= Description of the task =
Each line containing the word "Pecah" needs to be copied.

%%

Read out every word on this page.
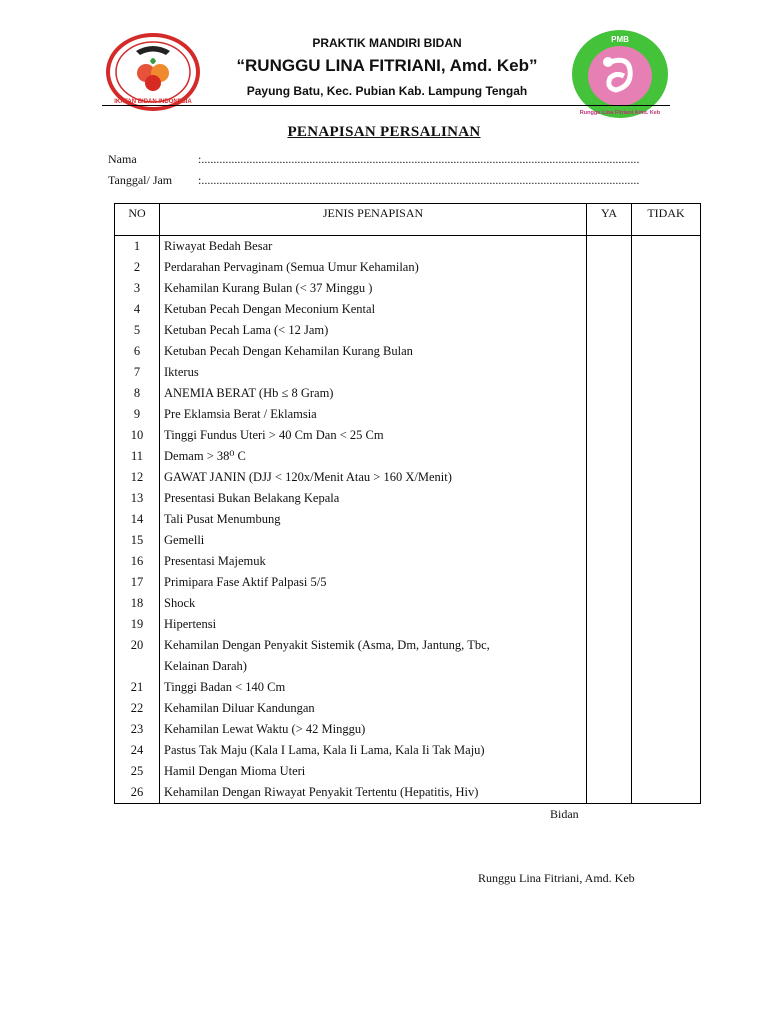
IKATAN BIDAN INDONESIA
PMB
Runggu Lina Fitriani Amd. Keb
PRAKTIK MANDIRI BIDAN
“RUNGGU LINA FITRIANI, Amd. Keb”
Payung Batu, Kec. Pubian Kab. Lampung Tengah
PENAPISAN PERSALINAN
Nama	:..................................................................................................................................................
Tanggal/ Jam :..................................................................................................................................................
NO	JENIS PENAPISAN	YA	TIDAK
1	Riwayat Bedah Besar		
2	Perdarahan Pervaginam (Semua Umur Kehamilan)		
3	Kehamilan Kurang Bulan (< 37 Minggu )		
4	Ketuban Pecah Dengan Meconium Kental		
5	Ketuban Pecah Lama (< 12 Jam)		
6	Ketuban Pecah Dengan Kehamilan Kurang Bulan		
7	Ikterus		
8	ANEMIA BERAT (Hb ≤ 8 Gram)		
9	Pre Eklamsia Berat / Eklamsia		
10	Tinggi Fundus Uteri > 40 Cm Dan < 25 Cm		
11	Demam > 38⁰ C		
12	GAWAT JANIN (DJJ < 120x/Menit Atau > 160 X/Menit)		
13	Presentasi Bukan Belakang Kepala		
14	Tali Pusat Menumbung		
15	Gemelli		
16	Presentasi Majemuk		
17	Primipara Fase Aktif Palpasi 5/5		
18	Shock		
19	Hipertensi		
20	Kehamilan Dengan Penyakit Sistemik (Asma, Dm, Jantung, Tbc,		
	Kelainan Darah)		
21	Tinggi Badan < 140 Cm		
22	Kehamilan Diluar Kandungan		
23	Kehamilan Lewat Waktu (> 42 Minggu)		
24	Pastus Tak Maju (Kala I Lama, Kala Ii Lama, Kala Ii Tak Maju)		
25	Hamil Dengan Mioma Uteri		
26	Kehamilan Dengan Riwayat Penyakit Tertentu (Hepatitis, Hiv)		
Bidan
Runggu Lina Fitriani, Amd. Keb
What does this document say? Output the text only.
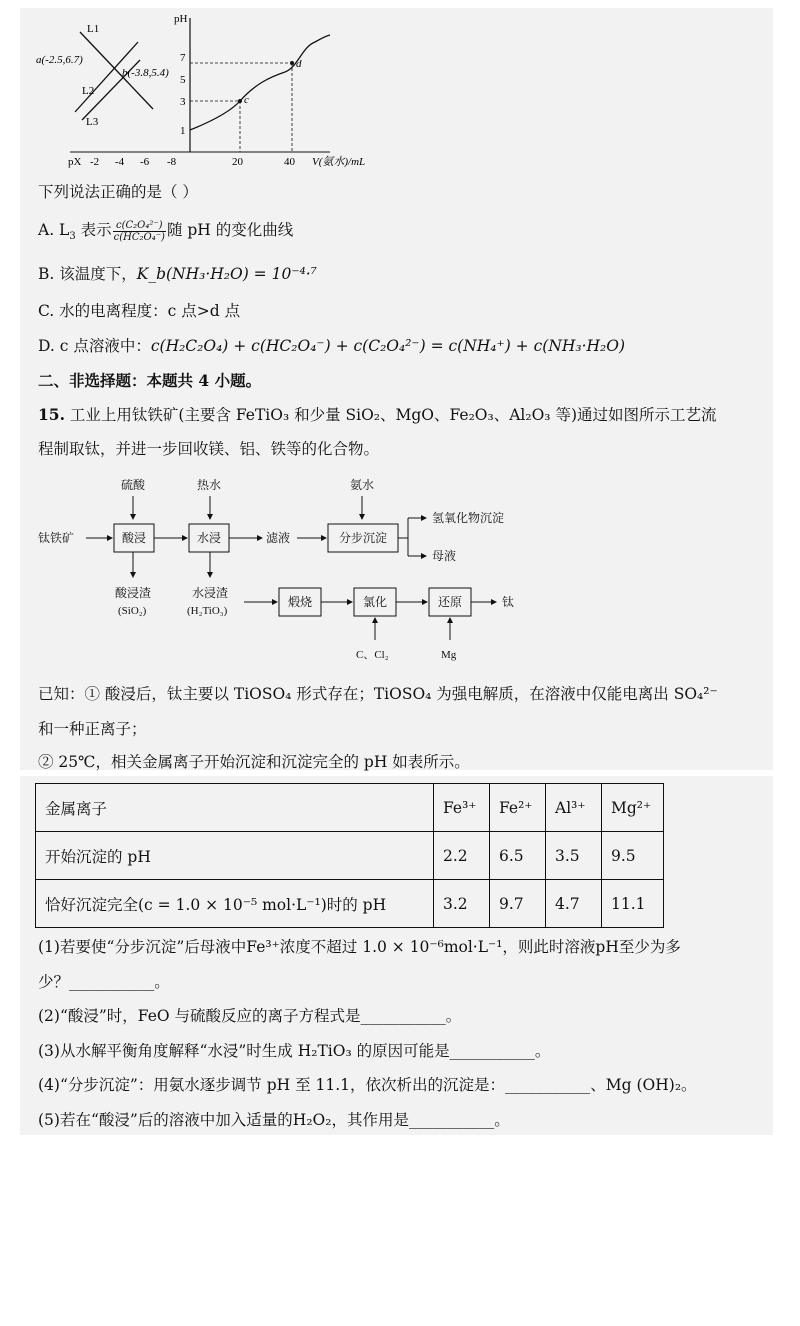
L1
L2
L3
a(-2.5,6.7)
b(-3.8,5.4)
pH
7
5
3
1
pX -2 -4 -6 -8	20	40 V(氨水)/mL
c
d
下列说法正确的是（ ）
A. $L_3$ 表示 $\frac{\text{c(C₂O₄²⁻)}}{\text{c(HC₂O₄⁻)}}$ 随 pH 的变化曲线
B. 该温度下，K_b(NH₃·H₂O) = 10⁻⁴·⁷
C. 水的电离程度：c 点>d 点
D. c 点溶液中：c(H₂C₂O₄) + c(HC₂O₄⁻) + c(C₂O₄²⁻) = c(NH₄⁺) + c(NH₃·H₂O)
二、非选择题：本题共 4 小题。
15. 工业上用钛铁矿(主要含 FeTiO₃ 和少量 SiO₂、MgO、Fe₂O₃、Al₂O₃ 等)通过如图所示工艺流
程制取钛，并进一步回收镁、铝、铁等的化合物。
硫酸	热水	氨水
钛铁矿	酸浸	水浸	滤液	分步沉淀
氢氧化物沉淀
母液
酸浸渣
(SiO₂)
水浸渣
(H₂TiO₃)
煅烧	氯化	还原	钛
C、Cl₂	Mg
已知：① 酸浸后，钛主要以 TiOSO₄ 形式存在；TiOSO₄ 为强电解质，在溶液中仅能电离出 SO₄²⁻
和一种正离子；
② 25℃，相关金属离子开始沉淀和沉淀完全的 pH 如表所示。
金属离子	Fe³⁺	Fe²⁺	Al³⁺	Mg²⁺
开始沉淀的 pH	2.2	6.5	3.5	9.5
恰好沉淀完全(c = 1.0 × 10⁻⁵ mol·L⁻¹)时的 pH	3.2	9.7	4.7	11.1
(1)若要使“分步沉淀”后母液中Fe³⁺浓度不超过 1.0 × 10⁻⁶mol·L⁻¹，则此时溶液pH至少为多
少？___________。
(2)“酸浸”时，FeO 与硫酸反应的离子方程式是___________。
(3)从水解平衡角度解释“水浸”时生成 H₂TiO₃ 的原因可能是___________。
(4)“分步沉淀”：用氨水逐步调节 pH 至 11.1，依次析出的沉淀是：___________、Mg (OH)₂。
(5)若在“酸浸”后的溶液中加入适量的H₂O₂，其作用是___________。
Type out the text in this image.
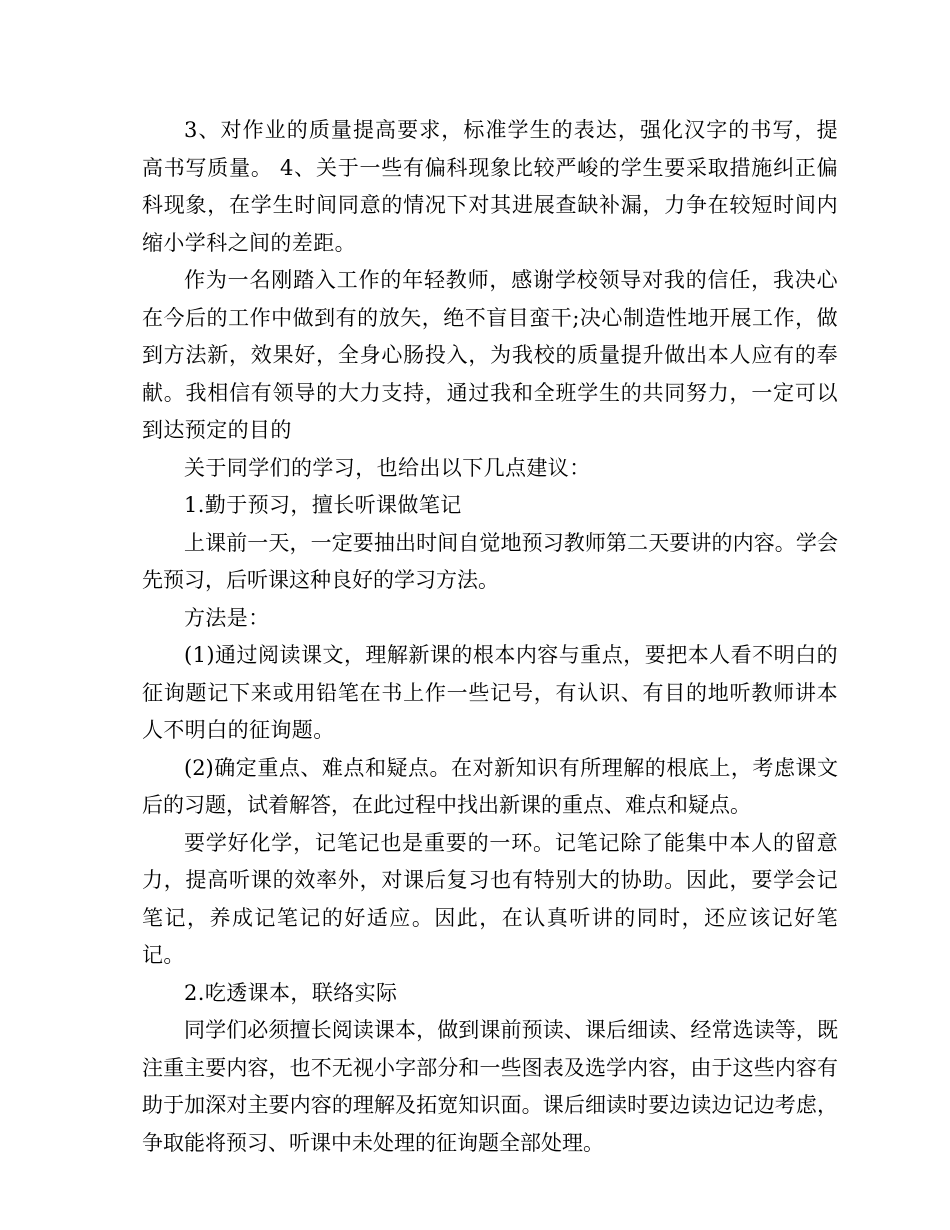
3、对作业的质量提高要求，标准学生的表达，强化汉字的书写，提高书写质量。 4、关于一些有偏科现象比较严峻的学生要采取措施纠正偏科现象，在学生时间同意的情况下对其进展查缺补漏，力争在较短时间内缩小学科之间的差距。

作为一名刚踏入工作的年轻教师，感谢学校领导对我的信任，我决心在今后的工作中做到有的放矢，绝不盲目蛮干;决心制造性地开展工作，做到方法新，效果好，全身心肠投入，为我校的质量提升做出本人应有的奉献。我相信有领导的大力支持，通过我和全班学生的共同努力，一定可以到达预定的目的

关于同学们的学习，也给出以下几点建议：

1.勤于预习，擅长听课做笔记

上课前一天，一定要抽出时间自觉地预习教师第二天要讲的内容。学会先预习，后听课这种良好的学习方法。

方法是：

(1)通过阅读课文，理解新课的根本内容与重点，要把本人看不明白的征询题记下来或用铅笔在书上作一些记号，有认识、有目的地听教师讲本人不明白的征询题。

(2)确定重点、难点和疑点。在对新知识有所理解的根底上，考虑课文后的习题，试着解答，在此过程中找出新课的重点、难点和疑点。

要学好化学，记笔记也是重要的一环。记笔记除了能集中本人的留意力，提高听课的效率外，对课后复习也有特别大的协助。因此，要学会记笔记，养成记笔记的好适应。因此，在认真听讲的同时，还应该记好笔记。

2.吃透课本，联络实际

同学们必须擅长阅读课本，做到课前预读、课后细读、经常选读等，既注重主要内容，也不无视小字部分和一些图表及选学内容，由于这些内容有助于加深对主要内容的理解及拓宽知识面。课后细读时要边读边记边考虑，争取能将预习、听课中未处理的征询题全部处理。
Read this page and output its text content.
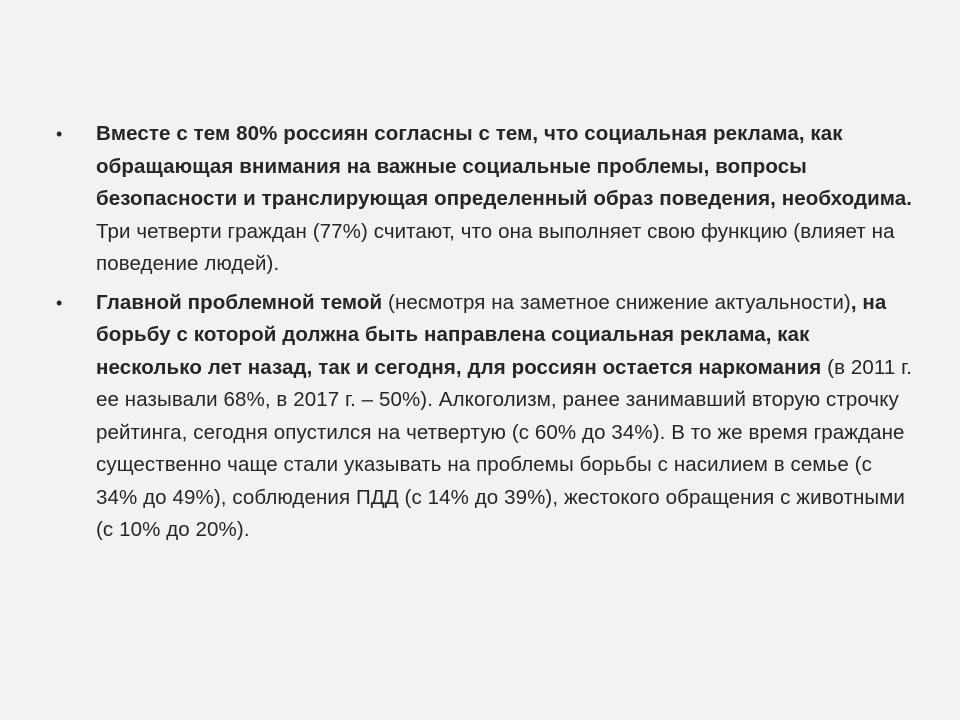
• Вместе с тем 80% россиян согласны с тем, что социальная реклама, как обращающая внимания на важные социальные проблемы, вопросы безопасности и транслирующая определенный образ поведения, необходима. Три четверти граждан (77%) считают, что она выполняет свою функцию (влияет на поведение людей).
• Главной проблемной темой (несмотря на заметное снижение актуальности), на борьбу с которой должна быть направлена социальная реклама, как несколько лет назад, так и сегодня, для россиян остается наркомания (в 2011 г. ее называли 68%, в 2017 г. – 50%). Алкоголизм, ранее занимавший вторую строчку рейтинга, сегодня опустился на четвертую (с 60% до 34%). В то же время граждане существенно чаще стали указывать на проблемы борьбы с насилием в семье (с 34% до 49%), соблюдения ПДД (с 14% до 39%), жестокого обращения с животными (с 10% до 20%).
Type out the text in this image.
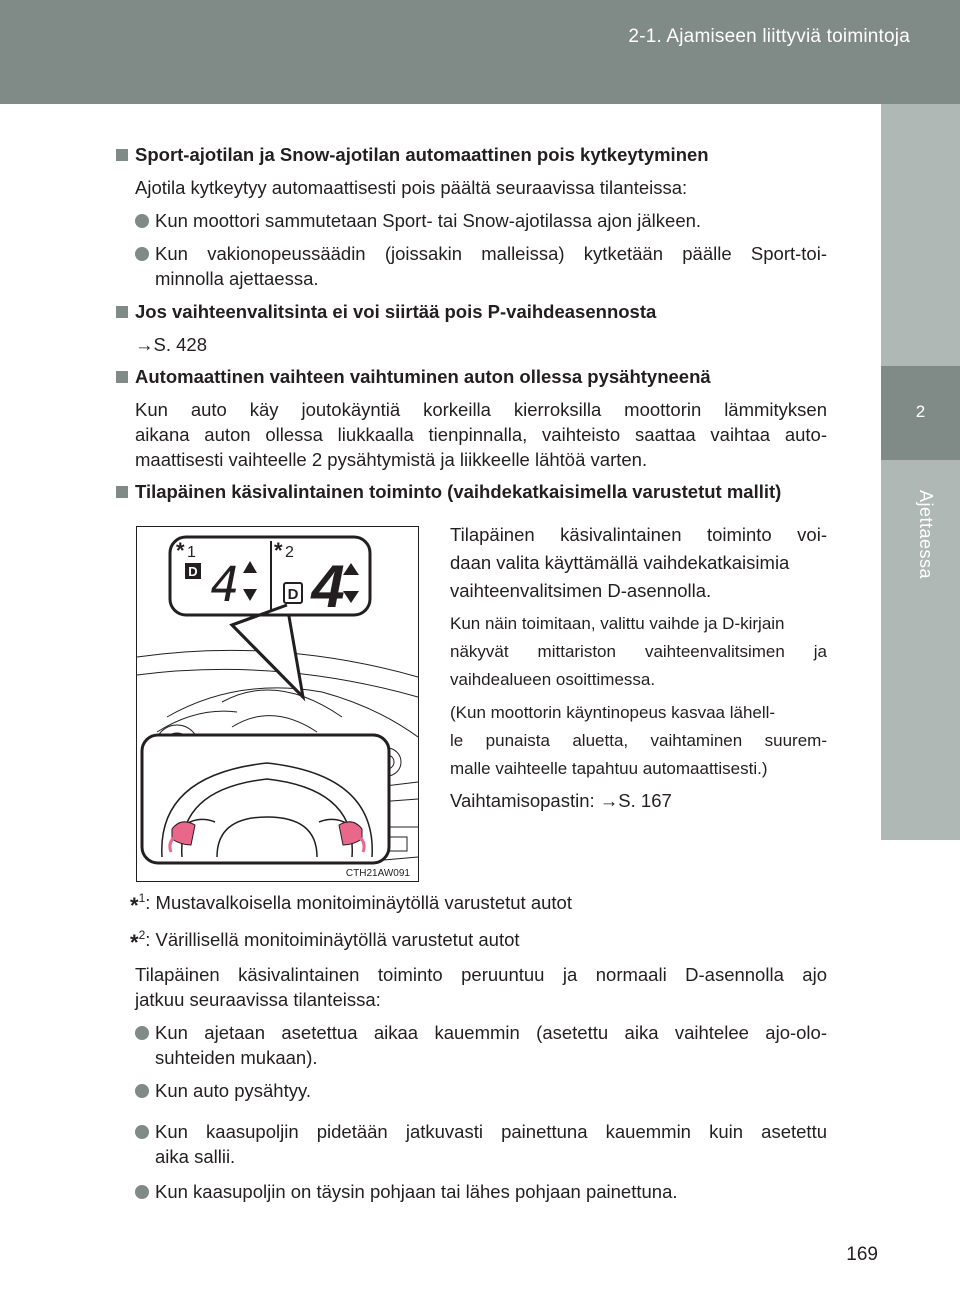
2-1. Ajamiseen liittyviä toimintoja
2
Ajettaessa
Sport-ajotilan ja Snow-ajotilan automaattinen pois kytkeytyminen
Ajotila kytkeytyy automaattisesti pois päältä seuraavissa tilanteissa:
Kun moottori sammutetaan Sport- tai Snow-ajotilassa ajon jälkeen.
Kun vakionopeussäädin (joissakin malleissa) kytketään päälle Sport-toi-
minnolla ajettaessa.
Jos vaihteenvalitsinta ei voi siirtää pois P-vaihdeasennosta
→S. 428
Automaattinen vaihteen vaihtuminen auton ollessa pysähtyneenä
Kun auto käy joutokäyntiä korkeilla kierroksilla moottorin lämmityksen
aikana auton ollessa liukkaalla tienpinnalla, vaihteisto saattaa vaihtaa auto-
maattisesti vaihteelle 2 pysähtymistä ja liikkeelle lähtöä varten.
Tilapäinen käsivalintainen toiminto (vaihdekatkaisimella varustetut mallit)
* 1	* 2
D 4	D 4
CTH21AW091
Tilapäinen käsivalintainen toiminto voi-
daan valita käyttämällä vaihdekatkaisimia
vaihteenvalitsimen D-asennolla.
Kun näin toimitaan, valittu vaihde ja D-kirjain
näkyvät mittariston vaihteenvalitsimen ja
vaihdealueen osoittimessa.
(Kun moottorin käyntinopeus kasvaa lähell-
le punaista aluetta, vaihtaminen suurem-
malle vaihteelle tapahtuu automaattisesti.)
Vaihtamisopastin: →S. 167
*$^1$: Mustavalkoisella monitoiminäytöllä varustetut autot
*$^2$: Värillisellä monitoiminäytöllä varustetut autot
Tilapäinen käsivalintainen toiminto peruuntuu ja normaali D-asennolla ajo
jatkuu seuraavissa tilanteissa:
Kun ajetaan asetettua aikaa kauemmin (asetettu aika vaihtelee ajo-olo-
suhteiden mukaan).
Kun auto pysähtyy.
Kun kaasupoljin pidetään jatkuvasti painettuna kauemmin kuin asetettu
aika sallii.
Kun kaasupoljin on täysin pohjaan tai lähes pohjaan painettuna.
169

%%

= Task response =
4	Ketuban Pecah Dengan Meconium Kental		
5	Ketuban Pecah Lama (< 12 Jam)		
6	Ketuban Pecah Dengan Kehamilan Kurang Bulan		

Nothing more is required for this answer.